#### [Prompt]
How many lines of the data hold the word "color"? State the number and nothing else.

#### [The data]
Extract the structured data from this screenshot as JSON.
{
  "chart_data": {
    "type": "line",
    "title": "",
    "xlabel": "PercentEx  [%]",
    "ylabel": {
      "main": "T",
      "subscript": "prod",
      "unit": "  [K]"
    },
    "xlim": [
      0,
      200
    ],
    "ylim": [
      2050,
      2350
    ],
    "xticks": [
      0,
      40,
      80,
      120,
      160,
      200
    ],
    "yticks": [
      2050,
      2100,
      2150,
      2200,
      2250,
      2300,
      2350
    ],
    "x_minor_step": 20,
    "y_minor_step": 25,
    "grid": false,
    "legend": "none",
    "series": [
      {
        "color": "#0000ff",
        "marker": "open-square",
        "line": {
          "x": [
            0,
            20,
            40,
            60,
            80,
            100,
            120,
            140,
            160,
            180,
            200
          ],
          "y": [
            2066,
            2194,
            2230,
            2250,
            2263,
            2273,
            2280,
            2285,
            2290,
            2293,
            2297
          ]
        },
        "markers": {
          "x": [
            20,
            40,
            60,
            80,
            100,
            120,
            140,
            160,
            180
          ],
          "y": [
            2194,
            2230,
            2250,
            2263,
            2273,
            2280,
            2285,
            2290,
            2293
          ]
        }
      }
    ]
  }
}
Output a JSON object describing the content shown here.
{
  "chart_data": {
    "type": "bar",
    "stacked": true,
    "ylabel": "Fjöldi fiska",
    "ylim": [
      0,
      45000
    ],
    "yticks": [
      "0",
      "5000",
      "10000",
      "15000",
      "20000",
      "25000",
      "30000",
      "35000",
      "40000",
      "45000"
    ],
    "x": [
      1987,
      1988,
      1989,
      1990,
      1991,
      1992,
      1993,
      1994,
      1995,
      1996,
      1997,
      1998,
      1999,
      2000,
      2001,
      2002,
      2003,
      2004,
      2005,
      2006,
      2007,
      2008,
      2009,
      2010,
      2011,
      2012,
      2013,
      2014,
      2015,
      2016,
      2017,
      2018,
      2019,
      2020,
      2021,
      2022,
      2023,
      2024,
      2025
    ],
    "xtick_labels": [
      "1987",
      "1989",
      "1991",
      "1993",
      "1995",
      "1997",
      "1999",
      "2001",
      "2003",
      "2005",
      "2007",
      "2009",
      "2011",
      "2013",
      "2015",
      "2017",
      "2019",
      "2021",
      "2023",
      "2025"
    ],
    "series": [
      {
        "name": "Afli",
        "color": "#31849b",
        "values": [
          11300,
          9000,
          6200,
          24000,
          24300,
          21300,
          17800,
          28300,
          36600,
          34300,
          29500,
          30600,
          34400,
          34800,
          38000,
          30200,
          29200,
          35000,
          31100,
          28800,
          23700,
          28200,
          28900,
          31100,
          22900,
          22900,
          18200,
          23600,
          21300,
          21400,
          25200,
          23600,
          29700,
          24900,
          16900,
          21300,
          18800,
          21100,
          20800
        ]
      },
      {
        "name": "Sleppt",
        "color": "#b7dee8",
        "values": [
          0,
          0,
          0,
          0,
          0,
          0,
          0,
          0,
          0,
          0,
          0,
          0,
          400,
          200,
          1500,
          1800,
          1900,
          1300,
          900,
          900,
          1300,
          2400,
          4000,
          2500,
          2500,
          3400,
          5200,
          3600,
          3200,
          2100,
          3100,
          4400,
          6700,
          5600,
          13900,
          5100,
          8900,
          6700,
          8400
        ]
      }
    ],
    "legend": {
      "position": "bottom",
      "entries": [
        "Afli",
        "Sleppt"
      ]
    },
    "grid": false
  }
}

#### [Response]
3